Records contained in a dataset:

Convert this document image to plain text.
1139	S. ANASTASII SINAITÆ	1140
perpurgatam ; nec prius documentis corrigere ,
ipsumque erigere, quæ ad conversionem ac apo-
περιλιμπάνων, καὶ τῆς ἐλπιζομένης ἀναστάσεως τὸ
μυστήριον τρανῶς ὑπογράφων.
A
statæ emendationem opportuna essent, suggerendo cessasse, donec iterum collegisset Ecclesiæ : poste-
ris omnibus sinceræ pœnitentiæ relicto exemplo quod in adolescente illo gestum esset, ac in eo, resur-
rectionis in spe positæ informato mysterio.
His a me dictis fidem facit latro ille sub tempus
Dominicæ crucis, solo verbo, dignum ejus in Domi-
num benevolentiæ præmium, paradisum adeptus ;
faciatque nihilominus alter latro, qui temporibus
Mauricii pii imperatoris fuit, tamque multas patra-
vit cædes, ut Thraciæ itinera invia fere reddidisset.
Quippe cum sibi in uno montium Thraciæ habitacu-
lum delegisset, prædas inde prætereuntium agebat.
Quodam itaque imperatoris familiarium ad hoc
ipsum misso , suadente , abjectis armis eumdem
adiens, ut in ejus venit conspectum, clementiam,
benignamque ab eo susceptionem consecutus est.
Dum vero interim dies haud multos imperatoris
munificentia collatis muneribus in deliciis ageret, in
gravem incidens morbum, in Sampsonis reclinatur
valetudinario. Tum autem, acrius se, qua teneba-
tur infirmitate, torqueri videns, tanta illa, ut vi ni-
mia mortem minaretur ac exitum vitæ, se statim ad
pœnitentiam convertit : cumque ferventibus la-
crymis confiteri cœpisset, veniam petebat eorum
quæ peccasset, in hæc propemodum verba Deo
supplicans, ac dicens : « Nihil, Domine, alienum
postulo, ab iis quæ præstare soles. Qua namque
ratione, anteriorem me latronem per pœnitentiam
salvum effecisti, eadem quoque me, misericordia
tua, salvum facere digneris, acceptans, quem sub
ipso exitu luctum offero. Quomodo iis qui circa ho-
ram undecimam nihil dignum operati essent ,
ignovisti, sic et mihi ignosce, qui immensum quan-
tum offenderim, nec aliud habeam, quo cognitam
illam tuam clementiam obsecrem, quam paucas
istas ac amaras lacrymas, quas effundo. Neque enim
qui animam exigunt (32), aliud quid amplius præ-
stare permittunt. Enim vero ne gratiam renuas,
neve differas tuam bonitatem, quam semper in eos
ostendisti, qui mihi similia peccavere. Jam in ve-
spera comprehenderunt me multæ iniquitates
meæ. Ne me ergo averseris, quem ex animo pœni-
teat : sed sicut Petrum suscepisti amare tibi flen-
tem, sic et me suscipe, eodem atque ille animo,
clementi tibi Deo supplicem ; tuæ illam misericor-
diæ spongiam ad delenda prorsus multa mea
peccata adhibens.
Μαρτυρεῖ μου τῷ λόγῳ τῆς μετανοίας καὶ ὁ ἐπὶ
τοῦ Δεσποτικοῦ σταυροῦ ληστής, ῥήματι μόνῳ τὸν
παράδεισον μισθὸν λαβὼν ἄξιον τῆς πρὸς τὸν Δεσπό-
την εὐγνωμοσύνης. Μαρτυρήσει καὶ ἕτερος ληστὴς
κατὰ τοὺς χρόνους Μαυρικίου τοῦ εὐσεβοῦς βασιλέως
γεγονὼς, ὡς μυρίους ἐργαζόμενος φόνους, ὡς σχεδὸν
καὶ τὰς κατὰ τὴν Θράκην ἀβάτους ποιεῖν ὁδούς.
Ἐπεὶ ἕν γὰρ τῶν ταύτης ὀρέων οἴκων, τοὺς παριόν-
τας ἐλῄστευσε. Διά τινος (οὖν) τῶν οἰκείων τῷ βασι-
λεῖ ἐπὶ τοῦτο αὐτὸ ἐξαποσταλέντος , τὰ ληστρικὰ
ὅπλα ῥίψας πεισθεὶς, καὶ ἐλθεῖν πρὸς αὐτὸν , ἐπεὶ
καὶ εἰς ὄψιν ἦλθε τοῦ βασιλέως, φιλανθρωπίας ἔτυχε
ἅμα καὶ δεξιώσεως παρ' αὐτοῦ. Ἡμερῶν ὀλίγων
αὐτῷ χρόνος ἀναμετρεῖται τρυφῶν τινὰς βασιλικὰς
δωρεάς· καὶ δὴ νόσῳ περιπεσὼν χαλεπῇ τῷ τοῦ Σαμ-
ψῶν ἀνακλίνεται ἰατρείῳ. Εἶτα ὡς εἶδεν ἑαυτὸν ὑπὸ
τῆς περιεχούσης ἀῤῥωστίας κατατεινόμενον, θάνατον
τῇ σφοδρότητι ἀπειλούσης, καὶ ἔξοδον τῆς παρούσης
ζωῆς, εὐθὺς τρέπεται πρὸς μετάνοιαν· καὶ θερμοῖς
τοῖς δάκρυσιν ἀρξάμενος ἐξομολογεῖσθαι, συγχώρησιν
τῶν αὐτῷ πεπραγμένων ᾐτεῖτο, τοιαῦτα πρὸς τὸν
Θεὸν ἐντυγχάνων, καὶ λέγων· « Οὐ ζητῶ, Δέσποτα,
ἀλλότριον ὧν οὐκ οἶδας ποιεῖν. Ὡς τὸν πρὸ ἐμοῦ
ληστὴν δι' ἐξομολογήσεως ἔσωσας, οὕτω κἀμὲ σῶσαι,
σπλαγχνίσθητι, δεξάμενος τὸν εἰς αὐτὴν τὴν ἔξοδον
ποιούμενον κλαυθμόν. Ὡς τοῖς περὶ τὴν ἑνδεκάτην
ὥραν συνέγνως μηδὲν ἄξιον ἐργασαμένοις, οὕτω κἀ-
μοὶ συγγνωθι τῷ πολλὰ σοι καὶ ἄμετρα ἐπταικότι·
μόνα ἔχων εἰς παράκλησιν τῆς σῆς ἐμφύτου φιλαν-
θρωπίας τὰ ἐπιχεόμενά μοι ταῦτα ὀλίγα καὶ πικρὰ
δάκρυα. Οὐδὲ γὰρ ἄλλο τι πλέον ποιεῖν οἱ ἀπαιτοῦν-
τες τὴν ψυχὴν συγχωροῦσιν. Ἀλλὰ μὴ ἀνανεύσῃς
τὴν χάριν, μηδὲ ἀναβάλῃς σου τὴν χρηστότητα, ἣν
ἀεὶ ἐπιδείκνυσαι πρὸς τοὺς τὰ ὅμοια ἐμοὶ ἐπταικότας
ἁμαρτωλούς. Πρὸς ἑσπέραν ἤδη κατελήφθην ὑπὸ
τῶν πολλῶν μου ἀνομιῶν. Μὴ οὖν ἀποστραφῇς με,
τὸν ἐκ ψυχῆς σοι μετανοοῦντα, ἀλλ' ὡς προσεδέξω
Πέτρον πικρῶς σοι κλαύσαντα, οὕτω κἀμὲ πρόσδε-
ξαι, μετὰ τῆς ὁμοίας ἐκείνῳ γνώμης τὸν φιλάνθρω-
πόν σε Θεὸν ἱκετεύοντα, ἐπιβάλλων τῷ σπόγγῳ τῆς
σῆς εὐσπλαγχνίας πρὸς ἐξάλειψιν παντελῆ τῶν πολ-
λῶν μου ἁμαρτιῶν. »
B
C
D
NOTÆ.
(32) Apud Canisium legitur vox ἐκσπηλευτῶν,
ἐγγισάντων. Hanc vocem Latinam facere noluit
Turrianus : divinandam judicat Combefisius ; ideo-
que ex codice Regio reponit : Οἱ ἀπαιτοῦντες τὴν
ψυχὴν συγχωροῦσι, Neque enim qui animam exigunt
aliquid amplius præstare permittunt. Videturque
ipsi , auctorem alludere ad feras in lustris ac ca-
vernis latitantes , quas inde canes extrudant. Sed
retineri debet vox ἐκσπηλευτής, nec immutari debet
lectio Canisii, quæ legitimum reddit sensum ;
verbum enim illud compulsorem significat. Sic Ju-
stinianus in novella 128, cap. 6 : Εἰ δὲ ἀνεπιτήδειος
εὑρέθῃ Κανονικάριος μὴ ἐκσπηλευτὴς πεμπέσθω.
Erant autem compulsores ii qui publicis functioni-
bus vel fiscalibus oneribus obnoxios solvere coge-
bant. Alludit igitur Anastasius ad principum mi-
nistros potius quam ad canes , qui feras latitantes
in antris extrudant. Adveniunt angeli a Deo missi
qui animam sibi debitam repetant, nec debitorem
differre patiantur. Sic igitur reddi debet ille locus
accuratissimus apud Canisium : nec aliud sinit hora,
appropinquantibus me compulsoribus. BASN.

## [What to produce]
Tally the lines of the material above that contain the word "latitantes" and report the total alone.

## [Solution to the problem]
2